Without the pictures, reproduce the records that follow exactly.

BEGIN RAW RECORDS

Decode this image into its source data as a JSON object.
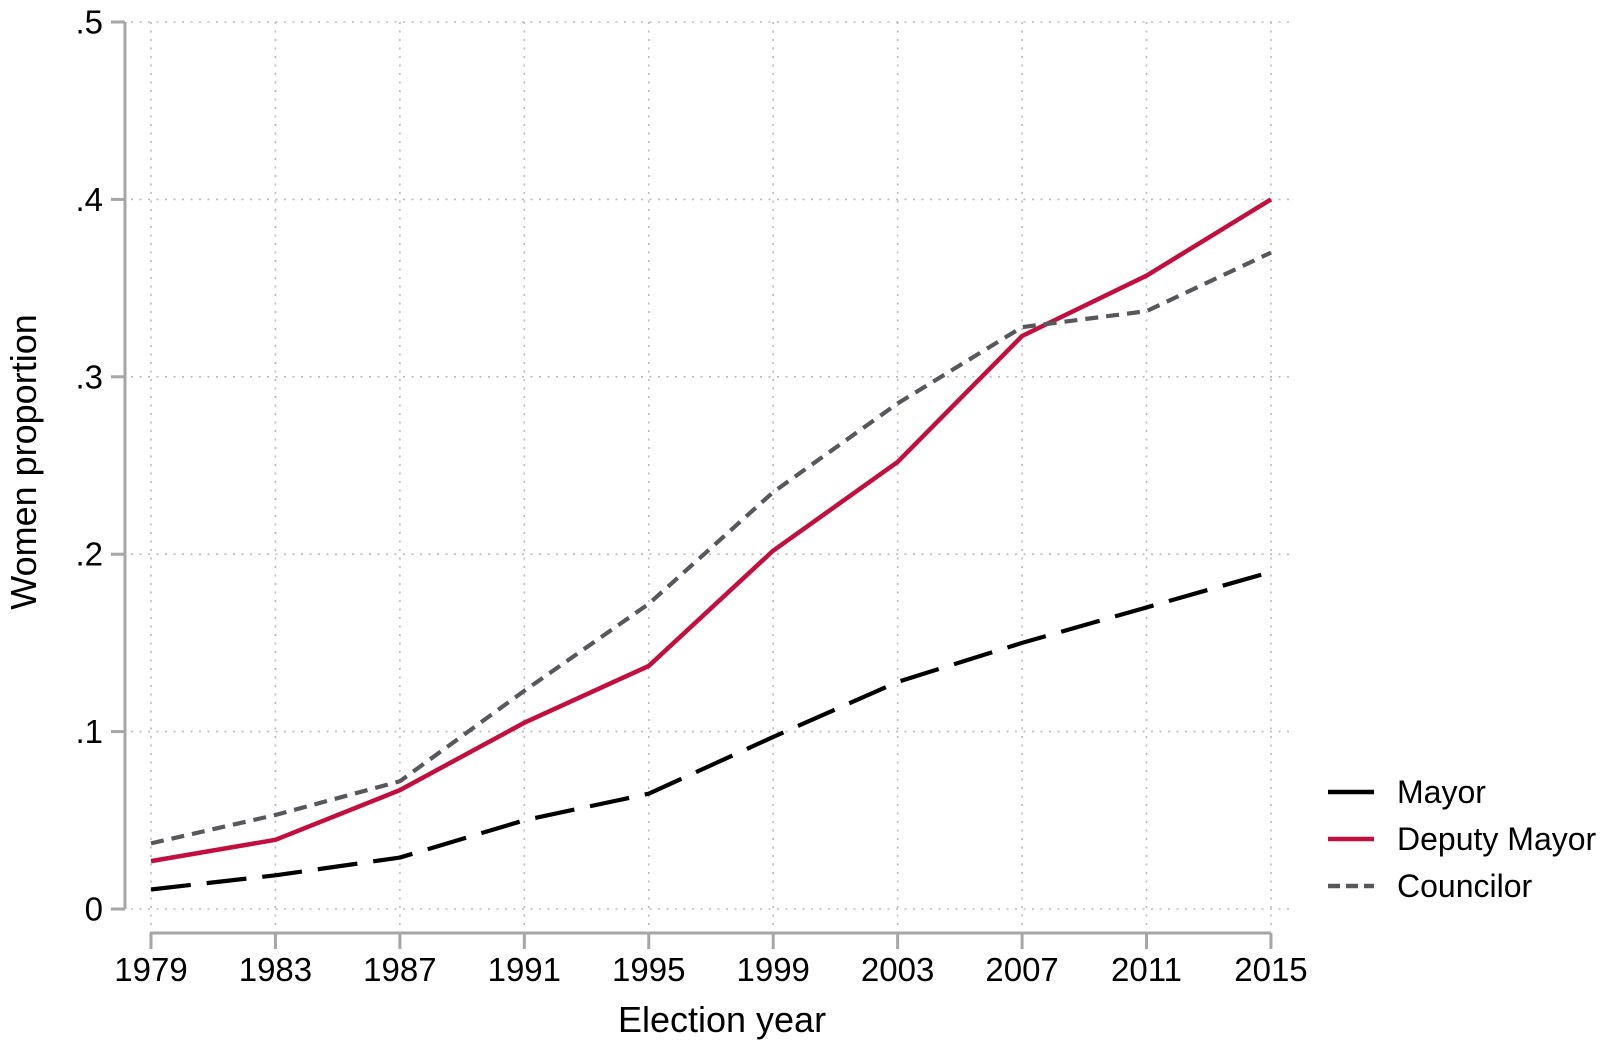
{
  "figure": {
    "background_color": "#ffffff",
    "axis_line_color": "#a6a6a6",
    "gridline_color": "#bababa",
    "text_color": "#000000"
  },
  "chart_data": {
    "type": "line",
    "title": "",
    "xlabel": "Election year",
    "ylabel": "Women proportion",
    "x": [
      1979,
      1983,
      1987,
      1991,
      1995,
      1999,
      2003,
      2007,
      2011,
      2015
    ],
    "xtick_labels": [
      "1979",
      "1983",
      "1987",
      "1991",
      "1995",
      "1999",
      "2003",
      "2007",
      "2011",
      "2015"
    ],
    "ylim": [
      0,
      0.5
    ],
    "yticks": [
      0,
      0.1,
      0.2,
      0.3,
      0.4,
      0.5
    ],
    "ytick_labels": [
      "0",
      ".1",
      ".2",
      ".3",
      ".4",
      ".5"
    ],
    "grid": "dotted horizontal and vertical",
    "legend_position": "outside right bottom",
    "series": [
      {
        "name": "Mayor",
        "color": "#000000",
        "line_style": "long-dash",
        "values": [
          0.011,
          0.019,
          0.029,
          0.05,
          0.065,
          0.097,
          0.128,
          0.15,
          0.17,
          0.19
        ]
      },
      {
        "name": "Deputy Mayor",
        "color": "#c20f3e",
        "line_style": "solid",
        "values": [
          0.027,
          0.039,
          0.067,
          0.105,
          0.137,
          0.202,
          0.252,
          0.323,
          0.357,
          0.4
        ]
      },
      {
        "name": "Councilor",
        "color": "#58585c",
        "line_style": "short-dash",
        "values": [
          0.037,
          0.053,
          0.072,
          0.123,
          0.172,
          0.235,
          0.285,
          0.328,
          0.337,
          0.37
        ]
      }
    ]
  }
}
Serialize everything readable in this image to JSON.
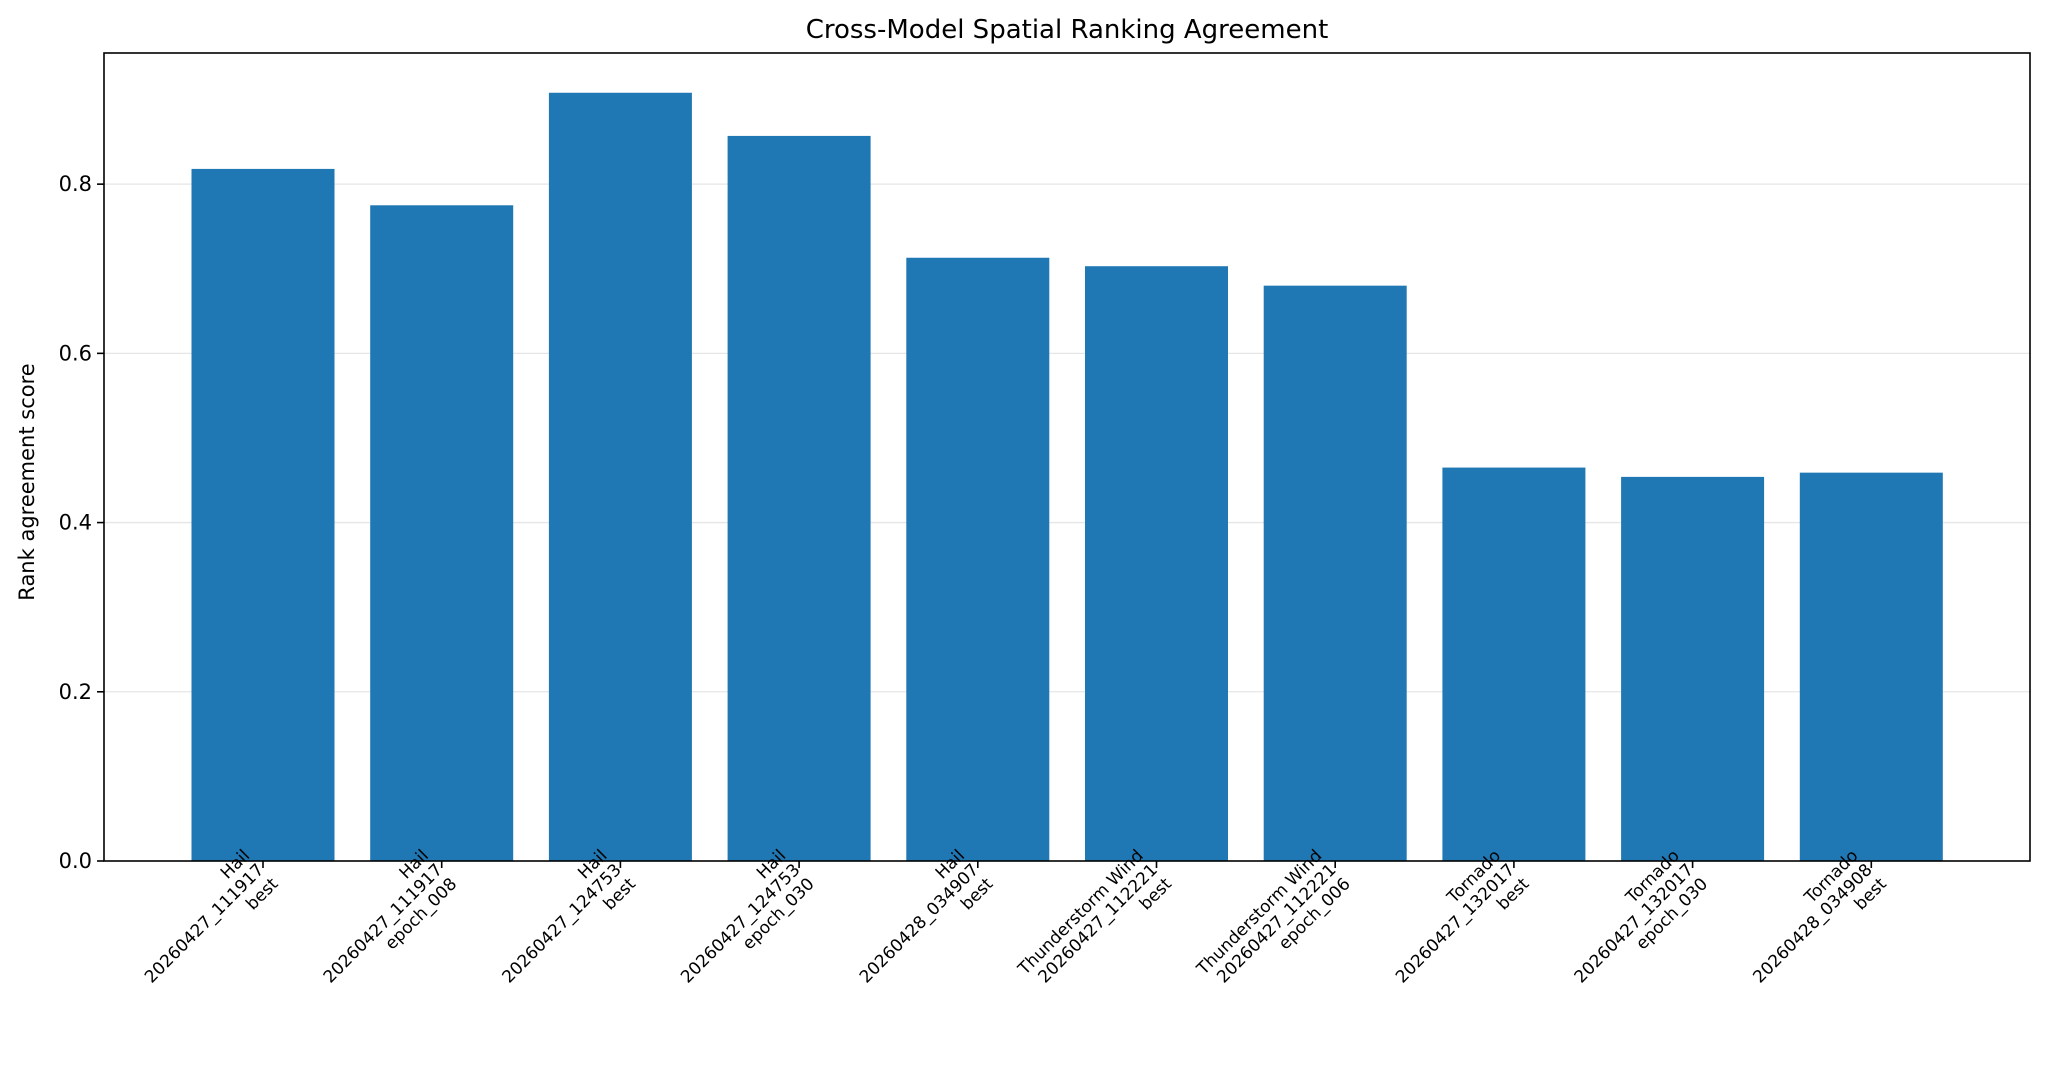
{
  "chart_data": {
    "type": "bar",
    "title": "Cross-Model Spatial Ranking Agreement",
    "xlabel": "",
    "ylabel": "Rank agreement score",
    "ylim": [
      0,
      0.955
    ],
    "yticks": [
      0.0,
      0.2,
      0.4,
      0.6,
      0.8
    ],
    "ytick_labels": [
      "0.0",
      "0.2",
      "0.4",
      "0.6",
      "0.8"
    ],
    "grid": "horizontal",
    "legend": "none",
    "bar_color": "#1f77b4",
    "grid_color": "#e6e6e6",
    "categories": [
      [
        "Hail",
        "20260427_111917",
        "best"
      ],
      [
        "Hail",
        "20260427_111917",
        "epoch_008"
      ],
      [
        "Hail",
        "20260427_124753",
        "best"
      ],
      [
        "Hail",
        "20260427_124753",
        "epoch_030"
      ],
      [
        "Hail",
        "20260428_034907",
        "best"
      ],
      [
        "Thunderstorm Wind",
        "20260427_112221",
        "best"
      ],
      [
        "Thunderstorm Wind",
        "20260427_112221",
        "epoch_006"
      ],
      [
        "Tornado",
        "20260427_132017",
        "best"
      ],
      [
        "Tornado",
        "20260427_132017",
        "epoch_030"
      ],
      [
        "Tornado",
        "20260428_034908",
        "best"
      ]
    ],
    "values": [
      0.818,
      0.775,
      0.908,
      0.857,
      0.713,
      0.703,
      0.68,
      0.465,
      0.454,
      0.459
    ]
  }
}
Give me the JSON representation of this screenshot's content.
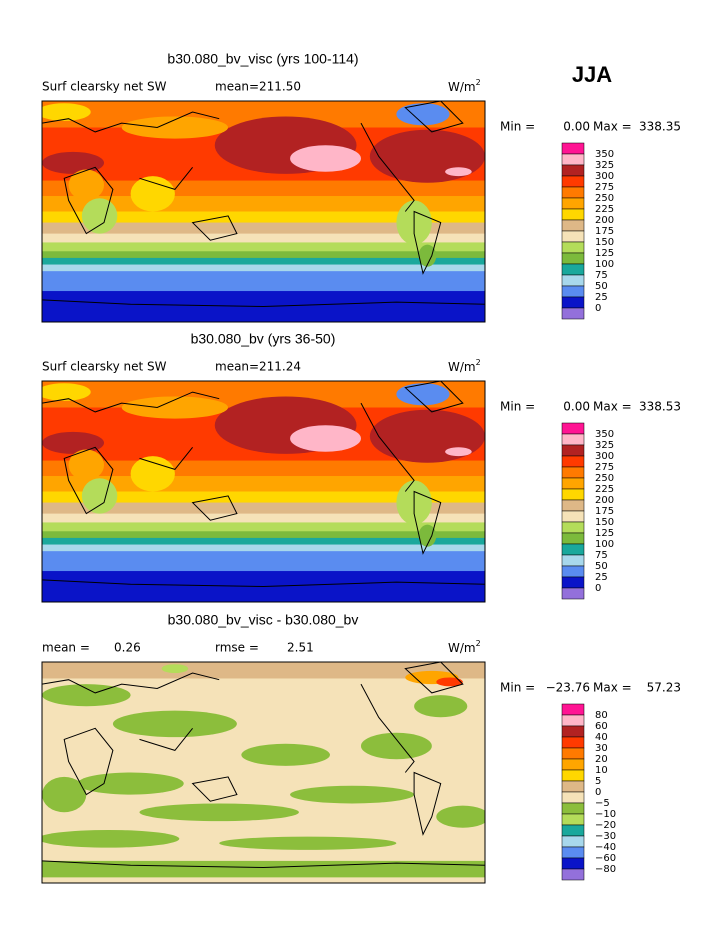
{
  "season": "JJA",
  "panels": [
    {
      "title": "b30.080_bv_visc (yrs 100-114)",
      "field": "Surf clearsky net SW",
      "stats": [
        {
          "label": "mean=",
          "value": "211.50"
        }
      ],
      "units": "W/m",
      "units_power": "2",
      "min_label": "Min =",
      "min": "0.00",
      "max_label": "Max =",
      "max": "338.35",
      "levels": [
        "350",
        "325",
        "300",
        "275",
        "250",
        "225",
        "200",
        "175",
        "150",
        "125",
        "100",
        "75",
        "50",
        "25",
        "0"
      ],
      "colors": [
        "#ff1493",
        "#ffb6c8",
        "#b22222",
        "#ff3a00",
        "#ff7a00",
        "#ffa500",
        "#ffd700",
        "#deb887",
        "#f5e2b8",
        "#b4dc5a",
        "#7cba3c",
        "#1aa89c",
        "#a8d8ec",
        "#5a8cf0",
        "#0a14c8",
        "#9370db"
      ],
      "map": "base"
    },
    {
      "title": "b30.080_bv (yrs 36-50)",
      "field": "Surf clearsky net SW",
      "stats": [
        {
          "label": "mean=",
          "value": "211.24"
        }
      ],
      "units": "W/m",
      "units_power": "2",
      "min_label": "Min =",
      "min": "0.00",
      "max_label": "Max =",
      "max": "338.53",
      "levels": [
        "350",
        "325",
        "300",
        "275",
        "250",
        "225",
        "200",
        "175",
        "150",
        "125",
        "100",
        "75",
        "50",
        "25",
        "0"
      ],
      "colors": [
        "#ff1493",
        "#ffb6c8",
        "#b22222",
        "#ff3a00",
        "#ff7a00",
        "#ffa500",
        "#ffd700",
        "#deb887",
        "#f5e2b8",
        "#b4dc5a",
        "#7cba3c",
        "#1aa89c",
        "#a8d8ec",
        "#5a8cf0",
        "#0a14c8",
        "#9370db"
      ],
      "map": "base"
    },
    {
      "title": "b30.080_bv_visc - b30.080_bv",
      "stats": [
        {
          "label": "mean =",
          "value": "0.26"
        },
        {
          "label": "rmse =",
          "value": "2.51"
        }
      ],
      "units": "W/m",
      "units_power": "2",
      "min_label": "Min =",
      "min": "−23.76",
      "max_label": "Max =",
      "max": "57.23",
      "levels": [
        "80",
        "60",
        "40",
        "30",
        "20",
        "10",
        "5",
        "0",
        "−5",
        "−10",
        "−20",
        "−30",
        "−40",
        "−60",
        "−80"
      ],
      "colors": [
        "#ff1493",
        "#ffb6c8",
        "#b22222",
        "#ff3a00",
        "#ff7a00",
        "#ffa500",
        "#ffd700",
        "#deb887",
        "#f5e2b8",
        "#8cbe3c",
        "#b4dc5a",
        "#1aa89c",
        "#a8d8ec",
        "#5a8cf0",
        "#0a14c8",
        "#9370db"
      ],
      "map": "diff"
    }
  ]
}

END RAW RECORDS

** IN RESPONSE **
Decode this image into its source data as a JSON object.
{
  "figure": {
    "background_color": "#ffffff",
    "axis_line_color": "#a6a6a6",
    "gridline_color": "#bababa",
    "text_color": "#000000"
  },
  "chart_data": {
    "type": "line",
    "title": "",
    "xlabel": "Election year",
    "ylabel": "Women proportion",
    "x": [
      1979,
      1983,
      1987,
      1991,
      1995,
      1999,
      2003,
      2007,
      2011,
      2015
    ],
    "xtick_labels": [
      "1979",
      "1983",
      "1987",
      "1991",
      "1995",
      "1999",
      "2003",
      "2007",
      "2011",
      "2015"
    ],
    "ylim": [
      0,
      0.5
    ],
    "yticks": [
      0,
      0.1,
      0.2,
      0.3,
      0.4,
      0.5
    ],
    "ytick_labels": [
      "0",
      ".1",
      ".2",
      ".3",
      ".4",
      ".5"
    ],
    "grid": "dotted horizontal and vertical",
    "legend_position": "outside right bottom",
    "series": [
      {
        "name": "Mayor",
        "color": "#000000",
        "line_style": "long-dash",
        "values": [
          0.011,
          0.019,
          0.029,
          0.05,
          0.065,
          0.097,
          0.128,
          0.15,
          0.17,
          0.19
        ]
      },
      {
        "name": "Deputy Mayor",
        "color": "#c20f3e",
        "line_style": "solid",
        "values": [
          0.027,
          0.039,
          0.067,
          0.105,
          0.137,
          0.202,
          0.252,
          0.323,
          0.357,
          0.4
        ]
      },
      {
        "name": "Councilor",
        "color": "#58585c",
        "line_style": "short-dash",
        "values": [
          0.037,
          0.053,
          0.072,
          0.123,
          0.172,
          0.235,
          0.285,
          0.328,
          0.337,
          0.37
        ]
      }
    ]
  }
}
Serialize everything readable in this image to JSON.
{
  "chart_data": {
    "type": "bar",
    "title": "Cross-Model Spatial Ranking Agreement",
    "xlabel": "",
    "ylabel": "Rank agreement score",
    "ylim": [
      0,
      0.955
    ],
    "yticks": [
      0.0,
      0.2,
      0.4,
      0.6,
      0.8
    ],
    "ytick_labels": [
      "0.0",
      "0.2",
      "0.4",
      "0.6",
      "0.8"
    ],
    "grid": "horizontal",
    "legend": "none",
    "bar_color": "#1f77b4",
    "grid_color": "#e6e6e6",
    "categories": [
      [
        "Hail",
        "20260427_111917",
        "best"
      ],
      [
        "Hail",
        "20260427_111917",
        "epoch_008"
      ],
      [
        "Hail",
        "20260427_124753",
        "best"
      ],
      [
        "Hail",
        "20260427_124753",
        "epoch_030"
      ],
      [
        "Hail",
        "20260428_034907",
        "best"
      ],
      [
        "Thunderstorm Wind",
        "20260427_112221",
        "best"
      ],
      [
        "Thunderstorm Wind",
        "20260427_112221",
        "epoch_006"
      ],
      [
        "Tornado",
        "20260427_132017",
        "best"
      ],
      [
        "Tornado",
        "20260427_132017",
        "epoch_030"
      ],
      [
        "Tornado",
        "20260428_034908",
        "best"
      ]
    ],
    "values": [
      0.818,
      0.775,
      0.908,
      0.857,
      0.713,
      0.703,
      0.68,
      0.465,
      0.454,
      0.459
    ]
  }
}
Give me the JSON representation of this screenshot's content.
{
  "season": "JJA",
  "panels": [
    {
      "title": "b30.080_bv_visc (yrs 100-114)",
      "field": "Surf clearsky net SW",
      "stats": [
        {
          "label": "mean=",
          "value": "211.50"
        }
      ],
      "units": "W/m",
      "units_power": "2",
      "min_label": "Min =",
      "min": "0.00",
      "max_label": "Max =",
      "max": "338.35",
      "levels": [
        "350",
        "325",
        "300",
        "275",
        "250",
        "225",
        "200",
        "175",
        "150",
        "125",
        "100",
        "75",
        "50",
        "25",
        "0"
      ],
      "colors": [
        "#ff1493",
        "#ffb6c8",
        "#b22222",
        "#ff3a00",
        "#ff7a00",
        "#ffa500",
        "#ffd700",
        "#deb887",
        "#f5e2b8",
        "#b4dc5a",
        "#7cba3c",
        "#1aa89c",
        "#a8d8ec",
        "#5a8cf0",
        "#0a14c8",
        "#9370db"
      ],
      "map": "base"
    },
    {
      "title": "b30.080_bv (yrs 36-50)",
      "field": "Surf clearsky net SW",
      "stats": [
        {
          "label": "mean=",
          "value": "211.24"
        }
      ],
      "units": "W/m",
      "units_power": "2",
      "min_label": "Min =",
      "min": "0.00",
      "max_label": "Max =",
      "max": "338.53",
      "levels": [
        "350",
        "325",
        "300",
        "275",
        "250",
        "225",
        "200",
        "175",
        "150",
        "125",
        "100",
        "75",
        "50",
        "25",
        "0"
      ],
      "colors": [
        "#ff1493",
        "#ffb6c8",
        "#b22222",
        "#ff3a00",
        "#ff7a00",
        "#ffa500",
        "#ffd700",
        "#deb887",
        "#f5e2b8",
        "#b4dc5a",
        "#7cba3c",
        "#1aa89c",
        "#a8d8ec",
        "#5a8cf0",
        "#0a14c8",
        "#9370db"
      ],
      "map": "base"
    },
    {
      "title": "b30.080_bv_visc - b30.080_bv",
      "stats": [
        {
          "label": "mean =",
          "value": "0.26"
        },
        {
          "label": "rmse =",
          "value": "2.51"
        }
      ],
      "units": "W/m",
      "units_power": "2",
      "min_label": "Min =",
      "min": "−23.76",
      "max_label": "Max =",
      "max": "57.23",
      "levels": [
        "80",
        "60",
        "40",
        "30",
        "20",
        "10",
        "5",
        "0",
        "−5",
        "−10",
        "−20",
        "−30",
        "−40",
        "−60",
        "−80"
      ],
      "colors": [
        "#ff1493",
        "#ffb6c8",
        "#b22222",
        "#ff3a00",
        "#ff7a00",
        "#ffa500",
        "#ffd700",
        "#deb887",
        "#f5e2b8",
        "#8cbe3c",
        "#b4dc5a",
        "#1aa89c",
        "#a8d8ec",
        "#5a8cf0",
        "#0a14c8",
        "#9370db"
      ],
      "map": "diff"
    }
  ]
}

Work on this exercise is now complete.